**Your task**
Copy out the entries below, swapping every "x-tick-label" for "x-axis-tick" and leaving all else unchanged.

**Provided data**
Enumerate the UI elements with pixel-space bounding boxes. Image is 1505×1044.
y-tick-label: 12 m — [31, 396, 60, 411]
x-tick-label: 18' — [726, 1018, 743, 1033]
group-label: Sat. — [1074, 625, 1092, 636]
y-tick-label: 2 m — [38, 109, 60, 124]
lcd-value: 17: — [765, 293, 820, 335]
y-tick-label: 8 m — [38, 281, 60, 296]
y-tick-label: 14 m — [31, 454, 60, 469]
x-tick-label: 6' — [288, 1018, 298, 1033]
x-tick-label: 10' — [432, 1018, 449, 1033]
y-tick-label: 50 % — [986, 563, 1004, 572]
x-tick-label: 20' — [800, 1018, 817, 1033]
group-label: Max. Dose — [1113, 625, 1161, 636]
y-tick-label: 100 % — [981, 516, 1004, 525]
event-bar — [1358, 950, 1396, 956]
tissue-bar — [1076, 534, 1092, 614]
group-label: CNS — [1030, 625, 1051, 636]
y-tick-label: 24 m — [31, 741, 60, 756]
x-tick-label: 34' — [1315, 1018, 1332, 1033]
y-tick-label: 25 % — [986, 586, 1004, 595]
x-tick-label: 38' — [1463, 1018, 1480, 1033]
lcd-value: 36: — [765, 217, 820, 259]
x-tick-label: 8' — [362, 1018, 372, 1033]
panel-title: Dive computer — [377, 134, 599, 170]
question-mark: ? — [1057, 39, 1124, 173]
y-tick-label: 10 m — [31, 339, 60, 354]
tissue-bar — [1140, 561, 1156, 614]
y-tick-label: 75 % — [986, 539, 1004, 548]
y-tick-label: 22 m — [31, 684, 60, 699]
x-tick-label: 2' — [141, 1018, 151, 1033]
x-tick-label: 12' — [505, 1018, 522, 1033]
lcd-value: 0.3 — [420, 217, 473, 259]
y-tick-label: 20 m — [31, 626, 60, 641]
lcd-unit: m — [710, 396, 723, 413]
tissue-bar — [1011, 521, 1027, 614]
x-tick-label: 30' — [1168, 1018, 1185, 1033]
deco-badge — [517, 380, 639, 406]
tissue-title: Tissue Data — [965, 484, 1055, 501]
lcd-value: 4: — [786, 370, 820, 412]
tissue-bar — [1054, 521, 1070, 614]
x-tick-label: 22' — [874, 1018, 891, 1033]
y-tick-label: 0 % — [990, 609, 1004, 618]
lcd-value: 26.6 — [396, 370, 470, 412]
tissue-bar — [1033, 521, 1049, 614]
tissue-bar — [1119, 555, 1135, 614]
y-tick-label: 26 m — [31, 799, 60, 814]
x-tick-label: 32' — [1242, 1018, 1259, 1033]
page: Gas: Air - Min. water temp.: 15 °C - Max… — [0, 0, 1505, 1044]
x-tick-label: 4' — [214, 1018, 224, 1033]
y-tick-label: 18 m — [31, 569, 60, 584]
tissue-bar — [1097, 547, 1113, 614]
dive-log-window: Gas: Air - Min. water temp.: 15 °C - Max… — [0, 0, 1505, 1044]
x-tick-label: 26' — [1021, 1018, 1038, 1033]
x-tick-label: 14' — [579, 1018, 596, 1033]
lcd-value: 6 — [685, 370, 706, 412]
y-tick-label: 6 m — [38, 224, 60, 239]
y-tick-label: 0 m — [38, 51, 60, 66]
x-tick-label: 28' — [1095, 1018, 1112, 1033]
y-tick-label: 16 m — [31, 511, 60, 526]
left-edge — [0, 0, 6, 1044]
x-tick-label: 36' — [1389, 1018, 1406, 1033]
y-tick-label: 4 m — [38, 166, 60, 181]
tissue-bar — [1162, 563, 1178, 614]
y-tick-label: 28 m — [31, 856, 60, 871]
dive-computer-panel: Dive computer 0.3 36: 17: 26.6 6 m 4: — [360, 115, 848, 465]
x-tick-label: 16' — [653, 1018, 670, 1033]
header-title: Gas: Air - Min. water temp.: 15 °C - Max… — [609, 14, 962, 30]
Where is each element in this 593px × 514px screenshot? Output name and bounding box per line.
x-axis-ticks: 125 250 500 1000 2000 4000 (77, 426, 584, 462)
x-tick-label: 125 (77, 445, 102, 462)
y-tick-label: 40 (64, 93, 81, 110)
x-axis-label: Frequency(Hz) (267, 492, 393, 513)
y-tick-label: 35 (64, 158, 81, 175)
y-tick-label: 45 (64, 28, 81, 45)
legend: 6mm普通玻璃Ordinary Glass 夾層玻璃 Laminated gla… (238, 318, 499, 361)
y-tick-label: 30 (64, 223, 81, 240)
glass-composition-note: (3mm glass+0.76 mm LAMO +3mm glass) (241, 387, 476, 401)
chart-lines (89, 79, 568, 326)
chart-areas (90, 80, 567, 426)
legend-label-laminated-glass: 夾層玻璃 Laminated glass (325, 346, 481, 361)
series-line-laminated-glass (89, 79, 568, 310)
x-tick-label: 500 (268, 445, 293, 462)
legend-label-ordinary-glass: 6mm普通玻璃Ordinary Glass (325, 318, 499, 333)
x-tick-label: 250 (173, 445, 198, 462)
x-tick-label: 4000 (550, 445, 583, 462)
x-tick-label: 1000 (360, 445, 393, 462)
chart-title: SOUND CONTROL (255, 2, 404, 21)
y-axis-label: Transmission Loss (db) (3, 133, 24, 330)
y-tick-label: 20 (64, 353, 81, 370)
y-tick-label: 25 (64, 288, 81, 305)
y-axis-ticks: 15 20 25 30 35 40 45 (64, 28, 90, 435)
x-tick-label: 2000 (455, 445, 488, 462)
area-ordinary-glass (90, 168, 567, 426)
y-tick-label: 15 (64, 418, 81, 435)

**Answer to the exercise**
Enumerate the UI elements with pixel-space bounding boxes. Image is 1505×1044.
y-tick-label: 12 m — [31, 396, 60, 411]
x-axis-tick: 18' — [726, 1018, 743, 1033]
group-label: Sat. — [1074, 625, 1092, 636]
y-tick-label: 2 m — [38, 109, 60, 124]
lcd-value: 17: — [765, 293, 820, 335]
y-tick-label: 8 m — [38, 281, 60, 296]
y-tick-label: 14 m — [31, 454, 60, 469]
x-axis-tick: 6' — [288, 1018, 298, 1033]
x-axis-tick: 10' — [432, 1018, 449, 1033]
y-tick-label: 50 % — [986, 563, 1004, 572]
x-axis-tick: 20' — [800, 1018, 817, 1033]
group-label: Max. Dose — [1113, 625, 1161, 636]
y-tick-label: 100 % — [981, 516, 1004, 525]
event-bar — [1358, 950, 1396, 956]
tissue-bar — [1076, 534, 1092, 614]
group-label: CNS — [1030, 625, 1051, 636]
y-tick-label: 24 m — [31, 741, 60, 756]
x-axis-tick: 34' — [1315, 1018, 1332, 1033]
y-tick-label: 25 % — [986, 586, 1004, 595]
x-axis-tick: 38' — [1463, 1018, 1480, 1033]
lcd-value: 36: — [765, 217, 820, 259]
x-axis-tick: 8' — [362, 1018, 372, 1033]
panel-title: Dive computer — [377, 134, 599, 170]
question-mark: ? — [1057, 39, 1124, 173]
y-tick-label: 10 m — [31, 339, 60, 354]
tissue-bar — [1140, 561, 1156, 614]
y-tick-label: 75 % — [986, 539, 1004, 548]
y-tick-label: 22 m — [31, 684, 60, 699]
x-axis-tick: 2' — [141, 1018, 151, 1033]
x-axis-tick: 12' — [505, 1018, 522, 1033]
lcd-value: 0.3 — [420, 217, 473, 259]
y-tick-label: 20 m — [31, 626, 60, 641]
lcd-unit: m — [710, 396, 723, 413]
tissue-bar — [1011, 521, 1027, 614]
x-axis-tick: 30' — [1168, 1018, 1185, 1033]
deco-badge — [517, 380, 639, 406]
tissue-title: Tissue Data — [965, 484, 1055, 501]
lcd-value: 4: — [786, 370, 820, 412]
tissue-bar — [1054, 521, 1070, 614]
x-axis-tick: 22' — [874, 1018, 891, 1033]
y-tick-label: 0 % — [990, 609, 1004, 618]
lcd-value: 26.6 — [396, 370, 470, 412]
tissue-bar — [1033, 521, 1049, 614]
tissue-bar — [1119, 555, 1135, 614]
y-tick-label: 26 m — [31, 799, 60, 814]
x-axis-tick: 32' — [1242, 1018, 1259, 1033]
page: Gas: Air - Min. water temp.: 15 °C - Max… — [0, 0, 1505, 1044]
x-axis-tick: 4' — [214, 1018, 224, 1033]
y-tick-label: 18 m — [31, 569, 60, 584]
tissue-bar — [1097, 547, 1113, 614]
dive-log-window: Gas: Air - Min. water temp.: 15 °C - Max… — [0, 0, 1505, 1044]
x-axis-tick: 26' — [1021, 1018, 1038, 1033]
x-axis-tick: 14' — [579, 1018, 596, 1033]
lcd-value: 6 — [685, 370, 706, 412]
y-tick-label: 6 m — [38, 224, 60, 239]
y-tick-label: 0 m — [38, 51, 60, 66]
x-axis-tick: 28' — [1095, 1018, 1112, 1033]
y-tick-label: 16 m — [31, 511, 60, 526]
left-edge — [0, 0, 6, 1044]
x-axis-tick: 36' — [1389, 1018, 1406, 1033]
y-tick-label: 4 m — [38, 166, 60, 181]
tissue-bar — [1162, 563, 1178, 614]
y-tick-label: 28 m — [31, 856, 60, 871]
dive-computer-panel: Dive computer 0.3 36: 17: 26.6 6 m 4: — [360, 115, 848, 465]
x-axis-tick: 16' — [653, 1018, 670, 1033]
header-title: Gas: Air - Min. water temp.: 15 °C - Max… — [609, 14, 962, 30]
Where is each element in this 593px × 514px screenshot? Output name and bounding box per line.
x-axis-ticks: 125 250 500 1000 2000 4000 (77, 426, 584, 462)
x-axis-tick: 125 (77, 445, 102, 462)
y-tick-label: 40 (64, 93, 81, 110)
x-axis-label: Frequency(Hz) (267, 492, 393, 513)
y-tick-label: 35 (64, 158, 81, 175)
y-tick-label: 45 (64, 28, 81, 45)
legend: 6mm普通玻璃Ordinary Glass 夾層玻璃 Laminated gla… (238, 318, 499, 361)
y-tick-label: 30 (64, 223, 81, 240)
glass-composition-note: (3mm glass+0.76 mm LAMO +3mm glass) (241, 387, 476, 401)
chart-lines (89, 79, 568, 326)
chart-areas (90, 80, 567, 426)
legend-label-laminated-glass: 夾層玻璃 Laminated glass (325, 346, 481, 361)
series-line-laminated-glass (89, 79, 568, 310)
x-axis-tick: 500 (268, 445, 293, 462)
legend-label-ordinary-glass: 6mm普通玻璃Ordinary Glass (325, 318, 499, 333)
x-axis-tick: 250 (173, 445, 198, 462)
x-axis-tick: 4000 (550, 445, 583, 462)
x-axis-tick: 1000 (360, 445, 393, 462)
chart-title: SOUND CONTROL (255, 2, 404, 21)
y-axis-label: Transmission Loss (db) (3, 133, 24, 330)
y-tick-label: 20 (64, 353, 81, 370)
y-tick-label: 25 (64, 288, 81, 305)
y-axis-ticks: 15 20 25 30 35 40 45 (64, 28, 90, 435)
x-axis-tick: 2000 (455, 445, 488, 462)
area-ordinary-glass (90, 168, 567, 426)
y-tick-label: 15 (64, 418, 81, 435)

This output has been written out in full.